Data items:
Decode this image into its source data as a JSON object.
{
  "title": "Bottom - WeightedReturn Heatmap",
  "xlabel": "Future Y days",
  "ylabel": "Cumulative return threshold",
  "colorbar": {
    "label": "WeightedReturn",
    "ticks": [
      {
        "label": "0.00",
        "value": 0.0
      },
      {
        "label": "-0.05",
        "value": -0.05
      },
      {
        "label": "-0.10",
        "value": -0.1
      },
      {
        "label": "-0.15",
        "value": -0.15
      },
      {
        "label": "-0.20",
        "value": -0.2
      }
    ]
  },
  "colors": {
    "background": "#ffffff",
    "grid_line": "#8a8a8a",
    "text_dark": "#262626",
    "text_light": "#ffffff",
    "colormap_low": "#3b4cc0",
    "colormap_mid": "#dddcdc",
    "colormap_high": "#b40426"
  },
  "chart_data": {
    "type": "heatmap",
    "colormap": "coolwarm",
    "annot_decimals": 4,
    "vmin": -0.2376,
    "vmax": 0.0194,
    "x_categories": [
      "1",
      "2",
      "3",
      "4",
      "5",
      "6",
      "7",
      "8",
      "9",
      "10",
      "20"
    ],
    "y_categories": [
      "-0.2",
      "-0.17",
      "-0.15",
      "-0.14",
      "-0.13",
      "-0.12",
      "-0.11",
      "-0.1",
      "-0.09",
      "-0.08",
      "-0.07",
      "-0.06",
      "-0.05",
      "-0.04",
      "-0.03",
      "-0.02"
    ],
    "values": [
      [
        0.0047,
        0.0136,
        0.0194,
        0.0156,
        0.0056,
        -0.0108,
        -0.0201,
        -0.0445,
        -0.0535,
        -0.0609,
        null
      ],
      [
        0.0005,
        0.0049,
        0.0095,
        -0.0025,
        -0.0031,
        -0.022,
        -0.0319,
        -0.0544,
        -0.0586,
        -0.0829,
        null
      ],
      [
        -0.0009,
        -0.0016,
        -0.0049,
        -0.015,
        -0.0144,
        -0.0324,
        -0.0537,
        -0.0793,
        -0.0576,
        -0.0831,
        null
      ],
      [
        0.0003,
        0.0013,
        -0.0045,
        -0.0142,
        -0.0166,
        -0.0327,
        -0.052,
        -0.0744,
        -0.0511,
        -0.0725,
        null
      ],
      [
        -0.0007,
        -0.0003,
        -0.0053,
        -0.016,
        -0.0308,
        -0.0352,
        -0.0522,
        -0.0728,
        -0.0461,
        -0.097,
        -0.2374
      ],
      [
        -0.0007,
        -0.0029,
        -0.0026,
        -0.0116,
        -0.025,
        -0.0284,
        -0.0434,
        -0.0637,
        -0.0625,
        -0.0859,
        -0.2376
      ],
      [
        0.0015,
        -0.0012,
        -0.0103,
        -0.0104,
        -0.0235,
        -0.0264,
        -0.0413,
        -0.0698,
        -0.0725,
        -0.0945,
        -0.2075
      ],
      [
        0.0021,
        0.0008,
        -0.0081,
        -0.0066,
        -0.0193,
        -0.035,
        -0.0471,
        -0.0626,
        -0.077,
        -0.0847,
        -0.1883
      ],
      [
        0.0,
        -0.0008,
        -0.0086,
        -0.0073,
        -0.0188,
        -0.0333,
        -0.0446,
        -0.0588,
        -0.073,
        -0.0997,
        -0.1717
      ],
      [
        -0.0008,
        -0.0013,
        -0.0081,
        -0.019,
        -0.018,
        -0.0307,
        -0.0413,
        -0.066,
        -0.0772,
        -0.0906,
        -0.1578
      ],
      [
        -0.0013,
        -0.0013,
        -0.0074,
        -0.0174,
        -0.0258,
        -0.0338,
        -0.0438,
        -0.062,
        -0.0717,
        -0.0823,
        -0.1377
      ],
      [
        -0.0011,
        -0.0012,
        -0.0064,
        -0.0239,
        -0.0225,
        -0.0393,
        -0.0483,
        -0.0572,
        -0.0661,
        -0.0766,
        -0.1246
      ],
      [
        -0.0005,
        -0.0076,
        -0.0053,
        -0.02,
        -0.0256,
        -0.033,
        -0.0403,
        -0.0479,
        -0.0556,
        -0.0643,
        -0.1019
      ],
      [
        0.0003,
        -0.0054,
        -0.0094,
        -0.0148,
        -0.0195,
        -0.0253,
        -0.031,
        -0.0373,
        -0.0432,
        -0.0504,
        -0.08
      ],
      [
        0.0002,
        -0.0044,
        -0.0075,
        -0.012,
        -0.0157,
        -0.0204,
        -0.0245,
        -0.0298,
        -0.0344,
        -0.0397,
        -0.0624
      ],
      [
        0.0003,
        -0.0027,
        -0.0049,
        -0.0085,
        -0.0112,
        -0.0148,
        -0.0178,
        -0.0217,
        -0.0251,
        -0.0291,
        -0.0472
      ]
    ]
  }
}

### Task details
In this exercise, repeat all entries exactly.

### Reply
Decode this image into its source data as a JSON object.
{
  "title": "Bottom - WeightedReturn Heatmap",
  "xlabel": "Future Y days",
  "ylabel": "Cumulative return threshold",
  "colorbar": {
    "label": "WeightedReturn",
    "ticks": [
      {
        "label": "0.00",
        "value": 0.0
      },
      {
        "label": "-0.05",
        "value": -0.05
      },
      {
        "label": "-0.10",
        "value": -0.1
      },
      {
        "label": "-0.15",
        "value": -0.15
      },
      {
        "label": "-0.20",
        "value": -0.2
      }
    ]
  },
  "colors": {
    "background": "#ffffff",
    "grid_line": "#8a8a8a",
    "text_dark": "#262626",
    "text_light": "#ffffff",
    "colormap_low": "#3b4cc0",
    "colormap_mid": "#dddcdc",
    "colormap_high": "#b40426"
  },
  "chart_data": {
    "type": "heatmap",
    "colormap": "coolwarm",
    "annot_decimals": 4,
    "vmin": -0.2376,
    "vmax": 0.0194,
    "x_categories": [
      "1",
      "2",
      "3",
      "4",
      "5",
      "6",
      "7",
      "8",
      "9",
      "10",
      "20"
    ],
    "y_categories": [
      "-0.2",
      "-0.17",
      "-0.15",
      "-0.14",
      "-0.13",
      "-0.12",
      "-0.11",
      "-0.1",
      "-0.09",
      "-0.08",
      "-0.07",
      "-0.06",
      "-0.05",
      "-0.04",
      "-0.03",
      "-0.02"
    ],
    "values": [
      [
        0.0047,
        0.0136,
        0.0194,
        0.0156,
        0.0056,
        -0.0108,
        -0.0201,
        -0.0445,
        -0.0535,
        -0.0609,
        null
      ],
      [
        0.0005,
        0.0049,
        0.0095,
        -0.0025,
        -0.0031,
        -0.022,
        -0.0319,
        -0.0544,
        -0.0586,
        -0.0829,
        null
      ],
      [
        -0.0009,
        -0.0016,
        -0.0049,
        -0.015,
        -0.0144,
        -0.0324,
        -0.0537,
        -0.0793,
        -0.0576,
        -0.0831,
        null
      ],
      [
        0.0003,
        0.0013,
        -0.0045,
        -0.0142,
        -0.0166,
        -0.0327,
        -0.052,
        -0.0744,
        -0.0511,
        -0.0725,
        null
      ],
      [
        -0.0007,
        -0.0003,
        -0.0053,
        -0.016,
        -0.0308,
        -0.0352,
        -0.0522,
        -0.0728,
        -0.0461,
        -0.097,
        -0.2374
      ],
      [
        -0.0007,
        -0.0029,
        -0.0026,
        -0.0116,
        -0.025,
        -0.0284,
        -0.0434,
        -0.0637,
        -0.0625,
        -0.0859,
        -0.2376
      ],
      [
        0.0015,
        -0.0012,
        -0.0103,
        -0.0104,
        -0.0235,
        -0.0264,
        -0.0413,
        -0.0698,
        -0.0725,
        -0.0945,
        -0.2075
      ],
      [
        0.0021,
        0.0008,
        -0.0081,
        -0.0066,
        -0.0193,
        -0.035,
        -0.0471,
        -0.0626,
        -0.077,
        -0.0847,
        -0.1883
      ],
      [
        0.0,
        -0.0008,
        -0.0086,
        -0.0073,
        -0.0188,
        -0.0333,
        -0.0446,
        -0.0588,
        -0.073,
        -0.0997,
        -0.1717
      ],
      [
        -0.0008,
        -0.0013,
        -0.0081,
        -0.019,
        -0.018,
        -0.0307,
        -0.0413,
        -0.066,
        -0.0772,
        -0.0906,
        -0.1578
      ],
      [
        -0.0013,
        -0.0013,
        -0.0074,
        -0.0174,
        -0.0258,
        -0.0338,
        -0.0438,
        -0.062,
        -0.0717,
        -0.0823,
        -0.1377
      ],
      [
        -0.0011,
        -0.0012,
        -0.0064,
        -0.0239,
        -0.0225,
        -0.0393,
        -0.0483,
        -0.0572,
        -0.0661,
        -0.0766,
        -0.1246
      ],
      [
        -0.0005,
        -0.0076,
        -0.0053,
        -0.02,
        -0.0256,
        -0.033,
        -0.0403,
        -0.0479,
        -0.0556,
        -0.0643,
        -0.1019
      ],
      [
        0.0003,
        -0.0054,
        -0.0094,
        -0.0148,
        -0.0195,
        -0.0253,
        -0.031,
        -0.0373,
        -0.0432,
        -0.0504,
        -0.08
      ],
      [
        0.0002,
        -0.0044,
        -0.0075,
        -0.012,
        -0.0157,
        -0.0204,
        -0.0245,
        -0.0298,
        -0.0344,
        -0.0397,
        -0.0624
      ],
      [
        0.0003,
        -0.0027,
        -0.0049,
        -0.0085,
        -0.0112,
        -0.0148,
        -0.0178,
        -0.0217,
        -0.0251,
        -0.0291,
        -0.0472
      ]
    ]
  }
}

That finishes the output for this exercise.